- [WRITTEN EXERCISE]: Reproduce the complete listing without any deviation.

--- SUPPLIED DATA ---

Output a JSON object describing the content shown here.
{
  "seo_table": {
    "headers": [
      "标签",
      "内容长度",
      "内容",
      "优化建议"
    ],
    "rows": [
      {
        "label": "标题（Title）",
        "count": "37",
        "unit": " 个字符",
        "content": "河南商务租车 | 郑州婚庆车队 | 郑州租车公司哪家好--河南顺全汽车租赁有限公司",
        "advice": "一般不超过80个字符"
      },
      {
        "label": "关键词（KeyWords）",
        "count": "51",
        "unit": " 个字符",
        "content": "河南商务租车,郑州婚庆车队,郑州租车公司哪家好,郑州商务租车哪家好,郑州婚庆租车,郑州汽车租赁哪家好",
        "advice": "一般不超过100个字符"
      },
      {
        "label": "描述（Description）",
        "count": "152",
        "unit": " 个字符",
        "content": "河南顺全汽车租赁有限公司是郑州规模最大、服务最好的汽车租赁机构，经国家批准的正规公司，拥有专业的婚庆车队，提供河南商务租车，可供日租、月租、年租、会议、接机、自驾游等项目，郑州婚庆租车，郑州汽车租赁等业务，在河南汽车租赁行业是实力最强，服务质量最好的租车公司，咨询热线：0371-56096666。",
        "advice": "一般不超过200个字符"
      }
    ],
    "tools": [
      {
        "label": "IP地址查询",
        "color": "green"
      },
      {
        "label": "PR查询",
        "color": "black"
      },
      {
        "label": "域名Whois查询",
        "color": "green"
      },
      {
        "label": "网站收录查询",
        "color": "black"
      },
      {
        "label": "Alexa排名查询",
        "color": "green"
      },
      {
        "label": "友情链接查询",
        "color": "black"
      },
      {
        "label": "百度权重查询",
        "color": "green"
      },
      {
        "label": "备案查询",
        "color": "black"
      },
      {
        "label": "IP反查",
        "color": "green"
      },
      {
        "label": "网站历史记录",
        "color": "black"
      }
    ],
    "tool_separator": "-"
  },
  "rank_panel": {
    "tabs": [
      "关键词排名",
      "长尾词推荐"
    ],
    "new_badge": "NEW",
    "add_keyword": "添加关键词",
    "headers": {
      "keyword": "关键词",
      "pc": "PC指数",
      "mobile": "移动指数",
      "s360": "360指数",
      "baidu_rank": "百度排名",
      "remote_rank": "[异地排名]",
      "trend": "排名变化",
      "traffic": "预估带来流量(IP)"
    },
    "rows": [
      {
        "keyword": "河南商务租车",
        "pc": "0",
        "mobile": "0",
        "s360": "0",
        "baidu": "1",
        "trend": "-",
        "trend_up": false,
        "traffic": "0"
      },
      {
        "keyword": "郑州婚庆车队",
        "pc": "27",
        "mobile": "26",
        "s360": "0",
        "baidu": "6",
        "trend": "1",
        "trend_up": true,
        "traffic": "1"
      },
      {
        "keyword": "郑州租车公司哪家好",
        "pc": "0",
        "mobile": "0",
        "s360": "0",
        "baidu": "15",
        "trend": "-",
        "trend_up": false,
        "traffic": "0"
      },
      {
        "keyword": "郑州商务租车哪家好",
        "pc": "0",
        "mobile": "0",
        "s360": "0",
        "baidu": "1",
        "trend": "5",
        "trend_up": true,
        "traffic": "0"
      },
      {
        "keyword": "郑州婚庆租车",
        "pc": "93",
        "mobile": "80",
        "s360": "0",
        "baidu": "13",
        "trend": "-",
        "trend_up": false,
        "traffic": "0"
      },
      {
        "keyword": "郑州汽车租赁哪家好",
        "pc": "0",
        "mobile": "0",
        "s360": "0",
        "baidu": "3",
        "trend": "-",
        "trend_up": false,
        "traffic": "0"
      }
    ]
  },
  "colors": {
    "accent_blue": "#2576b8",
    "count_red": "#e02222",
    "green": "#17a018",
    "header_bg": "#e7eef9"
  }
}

---

- [RESPONSE FOR THIS EXERCISE]:
Output a JSON object describing the content shown here.
{
  "seo_table": {
    "headers": [
      "标签",
      "内容长度",
      "内容",
      "优化建议"
    ],
    "rows": [
      {
        "label": "标题（Title）",
        "count": "37",
        "unit": " 个字符",
        "content": "河南商务租车 | 郑州婚庆车队 | 郑州租车公司哪家好--河南顺全汽车租赁有限公司",
        "advice": "一般不超过80个字符"
      },
      {
        "label": "关键词（KeyWords）",
        "count": "51",
        "unit": " 个字符",
        "content": "河南商务租车,郑州婚庆车队,郑州租车公司哪家好,郑州商务租车哪家好,郑州婚庆租车,郑州汽车租赁哪家好",
        "advice": "一般不超过100个字符"
      },
      {
        "label": "描述（Description）",
        "count": "152",
        "unit": " 个字符",
        "content": "河南顺全汽车租赁有限公司是郑州规模最大、服务最好的汽车租赁机构，经国家批准的正规公司，拥有专业的婚庆车队，提供河南商务租车，可供日租、月租、年租、会议、接机、自驾游等项目，郑州婚庆租车，郑州汽车租赁等业务，在河南汽车租赁行业是实力最强，服务质量最好的租车公司，咨询热线：0371-56096666。",
        "advice": "一般不超过200个字符"
      }
    ],
    "tools": [
      {
        "label": "IP地址查询",
        "color": "green"
      },
      {
        "label": "PR查询",
        "color": "black"
      },
      {
        "label": "域名Whois查询",
        "color": "green"
      },
      {
        "label": "网站收录查询",
        "color": "black"
      },
      {
        "label": "Alexa排名查询",
        "color": "green"
      },
      {
        "label": "友情链接查询",
        "color": "black"
      },
      {
        "label": "百度权重查询",
        "color": "green"
      },
      {
        "label": "备案查询",
        "color": "black"
      },
      {
        "label": "IP反查",
        "color": "green"
      },
      {
        "label": "网站历史记录",
        "color": "black"
      }
    ],
    "tool_separator": "-"
  },
  "rank_panel": {
    "tabs": [
      "关键词排名",
      "长尾词推荐"
    ],
    "new_badge": "NEW",
    "add_keyword": "添加关键词",
    "headers": {
      "keyword": "关键词",
      "pc": "PC指数",
      "mobile": "移动指数",
      "s360": "360指数",
      "baidu_rank": "百度排名",
      "remote_rank": "[异地排名]",
      "trend": "排名变化",
      "traffic": "预估带来流量(IP)"
    },
    "rows": [
      {
        "keyword": "河南商务租车",
        "pc": "0",
        "mobile": "0",
        "s360": "0",
        "baidu": "1",
        "trend": "-",
        "trend_up": false,
        "traffic": "0"
      },
      {
        "keyword": "郑州婚庆车队",
        "pc": "27",
        "mobile": "26",
        "s360": "0",
        "baidu": "6",
        "trend": "1",
        "trend_up": true,
        "traffic": "1"
      },
      {
        "keyword": "郑州租车公司哪家好",
        "pc": "0",
        "mobile": "0",
        "s360": "0",
        "baidu": "15",
        "trend": "-",
        "trend_up": false,
        "traffic": "0"
      },
      {
        "keyword": "郑州商务租车哪家好",
        "pc": "0",
        "mobile": "0",
        "s360": "0",
        "baidu": "1",
        "trend": "5",
        "trend_up": true,
        "traffic": "0"
      },
      {
        "keyword": "郑州婚庆租车",
        "pc": "93",
        "mobile": "80",
        "s360": "0",
        "baidu": "13",
        "trend": "-",
        "trend_up": false,
        "traffic": "0"
      },
      {
        "keyword": "郑州汽车租赁哪家好",
        "pc": "0",
        "mobile": "0",
        "s360": "0",
        "baidu": "3",
        "trend": "-",
        "trend_up": false,
        "traffic": "0"
      }
    ]
  },
  "colors": {
    "accent_blue": "#2576b8",
    "count_red": "#e02222",
    "green": "#17a018",
    "header_bg": "#e7eef9"
  }
}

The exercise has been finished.